[REQUIRED WORK]:
Extract all lines containing "source".

[Recorded data]
--- start ---

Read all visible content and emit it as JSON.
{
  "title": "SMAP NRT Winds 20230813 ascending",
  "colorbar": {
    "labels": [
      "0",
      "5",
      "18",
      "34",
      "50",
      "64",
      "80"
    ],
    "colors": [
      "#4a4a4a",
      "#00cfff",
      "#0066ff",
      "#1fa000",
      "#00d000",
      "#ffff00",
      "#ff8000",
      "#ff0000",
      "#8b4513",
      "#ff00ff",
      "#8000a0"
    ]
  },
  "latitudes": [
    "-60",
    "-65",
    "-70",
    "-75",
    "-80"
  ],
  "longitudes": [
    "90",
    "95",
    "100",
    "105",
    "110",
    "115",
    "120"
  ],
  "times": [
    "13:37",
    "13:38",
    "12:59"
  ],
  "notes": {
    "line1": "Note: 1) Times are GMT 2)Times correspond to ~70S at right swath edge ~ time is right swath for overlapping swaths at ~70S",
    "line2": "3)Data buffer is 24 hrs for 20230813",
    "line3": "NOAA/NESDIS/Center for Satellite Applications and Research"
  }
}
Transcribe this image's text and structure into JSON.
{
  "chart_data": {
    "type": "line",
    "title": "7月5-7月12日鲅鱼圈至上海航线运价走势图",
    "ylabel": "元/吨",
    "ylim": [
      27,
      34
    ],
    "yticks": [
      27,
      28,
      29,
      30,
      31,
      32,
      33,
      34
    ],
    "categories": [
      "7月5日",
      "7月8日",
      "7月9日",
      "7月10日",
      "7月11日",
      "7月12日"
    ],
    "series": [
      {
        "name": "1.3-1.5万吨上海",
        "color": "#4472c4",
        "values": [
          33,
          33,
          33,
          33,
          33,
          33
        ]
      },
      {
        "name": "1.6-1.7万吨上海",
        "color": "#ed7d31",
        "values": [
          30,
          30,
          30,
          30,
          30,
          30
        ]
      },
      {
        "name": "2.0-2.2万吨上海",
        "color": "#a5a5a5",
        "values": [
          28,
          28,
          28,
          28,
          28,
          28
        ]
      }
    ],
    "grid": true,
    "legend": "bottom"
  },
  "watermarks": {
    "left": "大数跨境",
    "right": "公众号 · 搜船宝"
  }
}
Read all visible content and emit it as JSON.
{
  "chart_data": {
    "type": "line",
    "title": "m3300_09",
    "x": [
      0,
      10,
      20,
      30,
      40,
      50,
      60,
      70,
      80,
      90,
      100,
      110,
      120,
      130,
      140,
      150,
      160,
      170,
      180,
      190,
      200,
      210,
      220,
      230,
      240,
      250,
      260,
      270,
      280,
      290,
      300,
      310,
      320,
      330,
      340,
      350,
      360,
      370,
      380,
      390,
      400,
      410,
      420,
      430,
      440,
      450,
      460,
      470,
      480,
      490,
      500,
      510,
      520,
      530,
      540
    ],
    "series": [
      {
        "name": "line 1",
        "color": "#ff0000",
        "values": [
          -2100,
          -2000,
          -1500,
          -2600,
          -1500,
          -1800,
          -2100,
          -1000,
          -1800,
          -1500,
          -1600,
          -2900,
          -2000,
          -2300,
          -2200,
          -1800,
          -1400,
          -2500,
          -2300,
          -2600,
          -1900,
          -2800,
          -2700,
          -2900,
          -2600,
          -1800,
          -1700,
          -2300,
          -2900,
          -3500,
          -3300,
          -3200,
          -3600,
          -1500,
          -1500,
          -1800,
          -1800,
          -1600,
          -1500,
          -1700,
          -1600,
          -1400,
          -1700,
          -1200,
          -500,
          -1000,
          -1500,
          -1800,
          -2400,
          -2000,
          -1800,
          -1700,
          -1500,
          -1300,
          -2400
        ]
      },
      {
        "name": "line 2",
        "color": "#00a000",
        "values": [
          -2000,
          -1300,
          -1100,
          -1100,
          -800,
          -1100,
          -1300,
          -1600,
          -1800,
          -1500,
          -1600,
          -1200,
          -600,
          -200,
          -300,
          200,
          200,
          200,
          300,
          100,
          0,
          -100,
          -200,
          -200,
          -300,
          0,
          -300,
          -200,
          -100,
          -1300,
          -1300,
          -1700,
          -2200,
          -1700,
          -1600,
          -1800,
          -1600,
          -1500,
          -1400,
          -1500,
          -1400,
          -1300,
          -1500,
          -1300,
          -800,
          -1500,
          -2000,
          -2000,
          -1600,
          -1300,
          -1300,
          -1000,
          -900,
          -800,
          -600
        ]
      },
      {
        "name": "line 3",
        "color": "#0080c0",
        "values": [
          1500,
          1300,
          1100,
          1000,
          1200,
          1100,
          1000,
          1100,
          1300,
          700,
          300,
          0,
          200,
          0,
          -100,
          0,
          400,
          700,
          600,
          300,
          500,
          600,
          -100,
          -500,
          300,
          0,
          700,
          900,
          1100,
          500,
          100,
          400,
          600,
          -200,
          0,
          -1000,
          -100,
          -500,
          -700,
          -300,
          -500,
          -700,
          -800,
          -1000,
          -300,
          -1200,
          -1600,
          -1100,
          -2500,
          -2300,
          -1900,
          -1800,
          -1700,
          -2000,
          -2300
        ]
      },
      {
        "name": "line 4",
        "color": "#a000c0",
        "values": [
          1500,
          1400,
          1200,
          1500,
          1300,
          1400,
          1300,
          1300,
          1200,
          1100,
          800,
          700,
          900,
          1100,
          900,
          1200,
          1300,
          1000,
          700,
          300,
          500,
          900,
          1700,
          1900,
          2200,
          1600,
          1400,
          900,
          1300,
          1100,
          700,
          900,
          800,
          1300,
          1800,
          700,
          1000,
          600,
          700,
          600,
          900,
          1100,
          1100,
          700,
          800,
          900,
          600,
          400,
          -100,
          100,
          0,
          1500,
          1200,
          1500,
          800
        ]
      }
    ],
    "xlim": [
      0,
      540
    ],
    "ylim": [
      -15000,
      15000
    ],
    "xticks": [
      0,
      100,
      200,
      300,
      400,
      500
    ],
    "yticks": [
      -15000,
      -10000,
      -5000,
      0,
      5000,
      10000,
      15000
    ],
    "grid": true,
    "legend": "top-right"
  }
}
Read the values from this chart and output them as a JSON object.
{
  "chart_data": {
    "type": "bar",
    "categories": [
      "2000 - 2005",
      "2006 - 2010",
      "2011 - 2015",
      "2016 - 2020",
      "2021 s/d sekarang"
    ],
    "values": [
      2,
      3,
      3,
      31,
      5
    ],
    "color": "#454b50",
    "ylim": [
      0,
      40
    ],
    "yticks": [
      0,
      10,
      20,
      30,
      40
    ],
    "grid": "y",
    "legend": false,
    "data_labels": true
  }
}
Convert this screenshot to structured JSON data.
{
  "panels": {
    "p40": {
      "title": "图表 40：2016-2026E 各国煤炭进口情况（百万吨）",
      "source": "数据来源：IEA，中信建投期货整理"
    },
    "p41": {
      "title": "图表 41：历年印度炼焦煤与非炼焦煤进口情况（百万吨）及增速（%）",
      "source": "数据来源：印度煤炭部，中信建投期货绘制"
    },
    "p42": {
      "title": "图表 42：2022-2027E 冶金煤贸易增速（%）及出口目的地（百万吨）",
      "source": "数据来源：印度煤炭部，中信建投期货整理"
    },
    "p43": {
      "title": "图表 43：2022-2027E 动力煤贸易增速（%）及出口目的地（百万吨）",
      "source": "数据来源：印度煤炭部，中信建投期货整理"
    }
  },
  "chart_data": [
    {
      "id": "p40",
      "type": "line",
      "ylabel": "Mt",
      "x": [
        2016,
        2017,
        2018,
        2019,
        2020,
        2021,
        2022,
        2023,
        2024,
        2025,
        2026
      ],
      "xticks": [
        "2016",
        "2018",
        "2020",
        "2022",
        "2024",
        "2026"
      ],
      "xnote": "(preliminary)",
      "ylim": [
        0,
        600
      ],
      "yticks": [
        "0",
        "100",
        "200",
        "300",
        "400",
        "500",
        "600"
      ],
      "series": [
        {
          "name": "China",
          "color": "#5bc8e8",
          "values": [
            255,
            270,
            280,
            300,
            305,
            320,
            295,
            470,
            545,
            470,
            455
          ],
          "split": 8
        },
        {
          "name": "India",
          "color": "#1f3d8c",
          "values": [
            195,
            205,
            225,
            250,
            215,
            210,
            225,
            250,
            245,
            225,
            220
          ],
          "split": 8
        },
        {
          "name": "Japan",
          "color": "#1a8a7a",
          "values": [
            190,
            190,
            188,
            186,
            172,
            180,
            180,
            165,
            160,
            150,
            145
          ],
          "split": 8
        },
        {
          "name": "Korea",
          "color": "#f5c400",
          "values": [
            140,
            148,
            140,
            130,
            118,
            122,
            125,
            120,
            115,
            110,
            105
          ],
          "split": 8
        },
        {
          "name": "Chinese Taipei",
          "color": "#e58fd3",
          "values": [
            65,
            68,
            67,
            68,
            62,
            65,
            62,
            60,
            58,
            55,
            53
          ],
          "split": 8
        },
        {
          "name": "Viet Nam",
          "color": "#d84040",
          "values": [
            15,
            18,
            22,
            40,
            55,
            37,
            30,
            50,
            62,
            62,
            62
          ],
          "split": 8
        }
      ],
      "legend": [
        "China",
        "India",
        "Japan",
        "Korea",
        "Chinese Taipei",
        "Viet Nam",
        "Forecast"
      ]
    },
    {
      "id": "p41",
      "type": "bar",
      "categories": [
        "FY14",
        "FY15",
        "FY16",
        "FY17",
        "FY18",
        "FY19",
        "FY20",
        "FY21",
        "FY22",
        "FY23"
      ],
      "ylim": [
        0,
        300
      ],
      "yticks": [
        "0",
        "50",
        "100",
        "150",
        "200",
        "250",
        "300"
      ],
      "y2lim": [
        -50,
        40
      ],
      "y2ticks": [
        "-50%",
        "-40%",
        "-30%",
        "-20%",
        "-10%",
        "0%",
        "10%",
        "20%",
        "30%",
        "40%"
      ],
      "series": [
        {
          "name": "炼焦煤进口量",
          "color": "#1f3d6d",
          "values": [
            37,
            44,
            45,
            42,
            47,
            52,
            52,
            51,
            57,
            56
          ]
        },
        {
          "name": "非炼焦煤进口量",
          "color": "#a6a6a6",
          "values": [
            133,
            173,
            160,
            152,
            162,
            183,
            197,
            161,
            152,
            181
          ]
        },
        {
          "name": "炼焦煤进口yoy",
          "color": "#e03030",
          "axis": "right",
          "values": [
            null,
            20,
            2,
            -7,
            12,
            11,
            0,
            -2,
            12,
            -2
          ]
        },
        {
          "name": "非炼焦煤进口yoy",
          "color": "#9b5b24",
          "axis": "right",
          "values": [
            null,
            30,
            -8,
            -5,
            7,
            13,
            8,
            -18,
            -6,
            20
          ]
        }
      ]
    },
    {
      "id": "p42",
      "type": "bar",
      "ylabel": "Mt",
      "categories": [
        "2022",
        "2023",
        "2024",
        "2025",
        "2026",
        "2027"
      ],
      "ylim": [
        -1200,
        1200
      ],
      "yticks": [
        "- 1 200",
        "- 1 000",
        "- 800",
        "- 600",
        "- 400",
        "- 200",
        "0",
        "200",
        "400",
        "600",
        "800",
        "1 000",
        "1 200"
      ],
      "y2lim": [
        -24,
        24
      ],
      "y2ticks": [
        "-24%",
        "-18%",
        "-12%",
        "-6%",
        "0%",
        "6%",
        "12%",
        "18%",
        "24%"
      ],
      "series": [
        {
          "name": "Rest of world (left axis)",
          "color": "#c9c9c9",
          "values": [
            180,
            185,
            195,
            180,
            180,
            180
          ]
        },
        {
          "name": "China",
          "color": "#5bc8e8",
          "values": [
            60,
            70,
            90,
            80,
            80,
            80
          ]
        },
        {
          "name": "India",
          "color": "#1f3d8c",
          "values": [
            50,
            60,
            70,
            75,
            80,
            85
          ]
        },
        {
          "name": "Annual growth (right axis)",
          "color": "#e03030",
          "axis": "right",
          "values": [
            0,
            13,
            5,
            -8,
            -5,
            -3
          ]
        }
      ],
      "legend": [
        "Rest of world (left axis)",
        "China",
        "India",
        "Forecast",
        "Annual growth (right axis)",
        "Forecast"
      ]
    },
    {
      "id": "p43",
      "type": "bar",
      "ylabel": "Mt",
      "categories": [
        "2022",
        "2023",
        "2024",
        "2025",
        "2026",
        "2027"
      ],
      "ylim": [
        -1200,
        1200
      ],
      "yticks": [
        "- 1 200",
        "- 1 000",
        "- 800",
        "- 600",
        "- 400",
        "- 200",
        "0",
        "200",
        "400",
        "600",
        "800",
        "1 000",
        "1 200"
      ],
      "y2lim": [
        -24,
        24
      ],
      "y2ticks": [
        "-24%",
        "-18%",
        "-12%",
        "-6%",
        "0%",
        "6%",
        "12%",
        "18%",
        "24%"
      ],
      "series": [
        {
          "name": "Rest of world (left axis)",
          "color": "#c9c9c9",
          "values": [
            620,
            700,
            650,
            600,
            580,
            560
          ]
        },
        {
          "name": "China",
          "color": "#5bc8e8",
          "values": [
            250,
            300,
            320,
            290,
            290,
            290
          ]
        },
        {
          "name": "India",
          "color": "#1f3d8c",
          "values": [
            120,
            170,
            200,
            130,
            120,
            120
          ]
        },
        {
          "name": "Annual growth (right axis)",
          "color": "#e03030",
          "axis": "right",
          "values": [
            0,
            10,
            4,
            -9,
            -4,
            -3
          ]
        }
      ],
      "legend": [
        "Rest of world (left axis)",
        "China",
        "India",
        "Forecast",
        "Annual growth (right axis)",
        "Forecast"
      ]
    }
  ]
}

--- end ---

[TASK SOLUTION]:
      "source": "数据来源：IEA，中信建投期货整理"
      "source": "数据来源：印度煤炭部，中信建投期货绘制"
      "source": "数据来源：印度煤炭部，中信建投期货整理"
      "source": "数据来源：印度煤炭部，中信建投期货整理"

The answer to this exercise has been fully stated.